What is needed
Repeat the full listing, word for word.

--- begin Stored records ---

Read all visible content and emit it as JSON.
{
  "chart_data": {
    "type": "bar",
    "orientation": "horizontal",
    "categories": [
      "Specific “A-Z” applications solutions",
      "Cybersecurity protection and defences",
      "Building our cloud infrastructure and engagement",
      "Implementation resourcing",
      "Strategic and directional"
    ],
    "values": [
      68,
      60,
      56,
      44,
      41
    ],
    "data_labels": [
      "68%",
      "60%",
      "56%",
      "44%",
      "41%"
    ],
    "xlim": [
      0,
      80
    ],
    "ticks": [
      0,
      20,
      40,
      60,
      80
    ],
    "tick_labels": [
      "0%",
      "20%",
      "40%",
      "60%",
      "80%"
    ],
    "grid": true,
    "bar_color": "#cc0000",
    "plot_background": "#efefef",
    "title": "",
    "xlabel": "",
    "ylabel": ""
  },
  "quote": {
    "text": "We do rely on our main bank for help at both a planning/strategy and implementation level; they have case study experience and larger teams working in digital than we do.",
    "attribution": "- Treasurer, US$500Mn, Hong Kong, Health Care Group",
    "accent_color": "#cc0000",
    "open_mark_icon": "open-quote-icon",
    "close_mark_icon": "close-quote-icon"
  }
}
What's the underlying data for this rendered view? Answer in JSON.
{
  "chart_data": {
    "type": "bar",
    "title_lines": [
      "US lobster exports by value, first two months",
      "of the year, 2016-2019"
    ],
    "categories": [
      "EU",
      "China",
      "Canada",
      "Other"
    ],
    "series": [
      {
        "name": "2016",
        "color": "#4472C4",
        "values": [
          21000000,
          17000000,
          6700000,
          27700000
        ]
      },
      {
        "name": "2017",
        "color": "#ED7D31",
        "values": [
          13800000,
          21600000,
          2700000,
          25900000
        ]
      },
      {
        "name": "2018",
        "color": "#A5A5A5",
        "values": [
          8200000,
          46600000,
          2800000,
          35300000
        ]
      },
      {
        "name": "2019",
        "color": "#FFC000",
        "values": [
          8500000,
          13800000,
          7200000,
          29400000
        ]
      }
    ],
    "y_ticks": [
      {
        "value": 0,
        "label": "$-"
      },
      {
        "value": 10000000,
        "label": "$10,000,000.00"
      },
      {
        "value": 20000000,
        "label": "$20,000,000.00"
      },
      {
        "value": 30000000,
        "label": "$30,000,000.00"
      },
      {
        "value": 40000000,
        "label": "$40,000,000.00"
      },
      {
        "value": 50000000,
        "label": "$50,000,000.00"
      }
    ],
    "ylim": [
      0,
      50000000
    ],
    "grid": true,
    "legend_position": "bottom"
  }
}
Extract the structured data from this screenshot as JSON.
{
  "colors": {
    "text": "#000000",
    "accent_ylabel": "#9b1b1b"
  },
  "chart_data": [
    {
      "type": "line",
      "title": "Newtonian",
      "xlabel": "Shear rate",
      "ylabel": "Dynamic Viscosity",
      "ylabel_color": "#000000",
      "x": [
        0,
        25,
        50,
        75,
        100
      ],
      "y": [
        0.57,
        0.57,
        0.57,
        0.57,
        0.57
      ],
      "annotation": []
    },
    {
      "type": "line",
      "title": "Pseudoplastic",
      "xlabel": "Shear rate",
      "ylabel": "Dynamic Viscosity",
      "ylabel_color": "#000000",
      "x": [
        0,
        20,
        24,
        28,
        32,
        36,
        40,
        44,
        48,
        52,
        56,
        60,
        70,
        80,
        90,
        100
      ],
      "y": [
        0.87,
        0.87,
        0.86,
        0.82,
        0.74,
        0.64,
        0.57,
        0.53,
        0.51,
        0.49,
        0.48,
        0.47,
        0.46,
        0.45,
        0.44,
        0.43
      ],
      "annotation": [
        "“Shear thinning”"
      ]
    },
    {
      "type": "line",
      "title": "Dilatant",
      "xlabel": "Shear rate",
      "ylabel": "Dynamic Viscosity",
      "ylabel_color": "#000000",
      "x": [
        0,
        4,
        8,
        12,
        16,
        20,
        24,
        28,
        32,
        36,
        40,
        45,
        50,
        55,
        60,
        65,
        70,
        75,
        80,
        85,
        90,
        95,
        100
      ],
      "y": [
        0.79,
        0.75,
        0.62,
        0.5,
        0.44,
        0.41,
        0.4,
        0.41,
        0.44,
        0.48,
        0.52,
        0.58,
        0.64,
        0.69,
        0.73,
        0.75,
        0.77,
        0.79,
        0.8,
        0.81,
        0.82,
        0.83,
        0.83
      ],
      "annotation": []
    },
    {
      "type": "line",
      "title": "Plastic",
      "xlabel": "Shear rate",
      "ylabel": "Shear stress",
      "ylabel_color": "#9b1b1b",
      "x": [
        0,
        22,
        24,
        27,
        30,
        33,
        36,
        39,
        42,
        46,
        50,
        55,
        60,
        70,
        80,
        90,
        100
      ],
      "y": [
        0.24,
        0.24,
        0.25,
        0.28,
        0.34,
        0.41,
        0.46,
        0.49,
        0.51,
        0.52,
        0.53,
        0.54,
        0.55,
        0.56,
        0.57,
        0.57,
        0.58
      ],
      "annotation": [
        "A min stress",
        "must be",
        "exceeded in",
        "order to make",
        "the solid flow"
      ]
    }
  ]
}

--- end Stored records ---

Exercise solution
Read all visible content and emit it as JSON.
{
  "chart_data": {
    "type": "bar",
    "orientation": "horizontal",
    "categories": [
      "Specific “A-Z” applications solutions",
      "Cybersecurity protection and defences",
      "Building our cloud infrastructure and engagement",
      "Implementation resourcing",
      "Strategic and directional"
    ],
    "values": [
      68,
      60,
      56,
      44,
      41
    ],
    "data_labels": [
      "68%",
      "60%",
      "56%",
      "44%",
      "41%"
    ],
    "xlim": [
      0,
      80
    ],
    "ticks": [
      0,
      20,
      40,
      60,
      80
    ],
    "tick_labels": [
      "0%",
      "20%",
      "40%",
      "60%",
      "80%"
    ],
    "grid": true,
    "bar_color": "#cc0000",
    "plot_background": "#efefef",
    "title": "",
    "xlabel": "",
    "ylabel": ""
  },
  "quote": {
    "text": "We do rely on our main bank for help at both a planning/strategy and implementation level; they have case study experience and larger teams working in digital than we do.",
    "attribution": "- Treasurer, US$500Mn, Hong Kong, Health Care Group",
    "accent_color": "#cc0000",
    "open_mark_icon": "open-quote-icon",
    "close_mark_icon": "close-quote-icon"
  }
}
What's the underlying data for this rendered view? Answer in JSON.
{
  "chart_data": {
    "type": "bar",
    "title_lines": [
      "US lobster exports by value, first two months",
      "of the year, 2016-2019"
    ],
    "categories": [
      "EU",
      "China",
      "Canada",
      "Other"
    ],
    "series": [
      {
        "name": "2016",
        "color": "#4472C4",
        "values": [
          21000000,
          17000000,
          6700000,
          27700000
        ]
      },
      {
        "name": "2017",
        "color": "#ED7D31",
        "values": [
          13800000,
          21600000,
          2700000,
          25900000
        ]
      },
      {
        "name": "2018",
        "color": "#A5A5A5",
        "values": [
          8200000,
          46600000,
          2800000,
          35300000
        ]
      },
      {
        "name": "2019",
        "color": "#FFC000",
        "values": [
          8500000,
          13800000,
          7200000,
          29400000
        ]
      }
    ],
    "y_ticks": [
      {
        "value": 0,
        "label": "$-"
      },
      {
        "value": 10000000,
        "label": "$10,000,000.00"
      },
      {
        "value": 20000000,
        "label": "$20,000,000.00"
      },
      {
        "value": 30000000,
        "label": "$30,000,000.00"
      },
      {
        "value": 40000000,
        "label": "$40,000,000.00"
      },
      {
        "value": 50000000,
        "label": "$50,000,000.00"
      }
    ],
    "ylim": [
      0,
      50000000
    ],
    "grid": true,
    "legend_position": "bottom"
  }
}
Extract the structured data from this screenshot as JSON.
{
  "colors": {
    "text": "#000000",
    "accent_ylabel": "#9b1b1b"
  },
  "chart_data": [
    {
      "type": "line",
      "title": "Newtonian",
      "xlabel": "Shear rate",
      "ylabel": "Dynamic Viscosity",
      "ylabel_color": "#000000",
      "x": [
        0,
        25,
        50,
        75,
        100
      ],
      "y": [
        0.57,
        0.57,
        0.57,
        0.57,
        0.57
      ],
      "annotation": []
    },
    {
      "type": "line",
      "title": "Pseudoplastic",
      "xlabel": "Shear rate",
      "ylabel": "Dynamic Viscosity",
      "ylabel_color": "#000000",
      "x": [
        0,
        20,
        24,
        28,
        32,
        36,
        40,
        44,
        48,
        52,
        56,
        60,
        70,
        80,
        90,
        100
      ],
      "y": [
        0.87,
        0.87,
        0.86,
        0.82,
        0.74,
        0.64,
        0.57,
        0.53,
        0.51,
        0.49,
        0.48,
        0.47,
        0.46,
        0.45,
        0.44,
        0.43
      ],
      "annotation": [
        "“Shear thinning”"
      ]
    },
    {
      "type": "line",
      "title": "Dilatant",
      "xlabel": "Shear rate",
      "ylabel": "Dynamic Viscosity",
      "ylabel_color": "#000000",
      "x": [
        0,
        4,
        8,
        12,
        16,
        20,
        24,
        28,
        32,
        36,
        40,
        45,
        50,
        55,
        60,
        65,
        70,
        75,
        80,
        85,
        90,
        95,
        100
      ],
      "y": [
        0.79,
        0.75,
        0.62,
        0.5,
        0.44,
        0.41,
        0.4,
        0.41,
        0.44,
        0.48,
        0.52,
        0.58,
        0.64,
        0.69,
        0.73,
        0.75,
        0.77,
        0.79,
        0.8,
        0.81,
        0.82,
        0.83,
        0.83
      ],
      "annotation": []
    },
    {
      "type": "line",
      "title": "Plastic",
      "xlabel": "Shear rate",
      "ylabel": "Shear stress",
      "ylabel_color": "#9b1b1b",
      "x": [
        0,
        22,
        24,
        27,
        30,
        33,
        36,
        39,
        42,
        46,
        50,
        55,
        60,
        70,
        80,
        90,
        100
      ],
      "y": [
        0.24,
        0.24,
        0.25,
        0.28,
        0.34,
        0.41,
        0.46,
        0.49,
        0.51,
        0.52,
        0.53,
        0.54,
        0.55,
        0.56,
        0.57,
        0.57,
        0.58
      ],
      "annotation": [
        "A min stress",
        "must be",
        "exceeded in",
        "order to make",
        "the solid flow"
      ]
    }
  ]
}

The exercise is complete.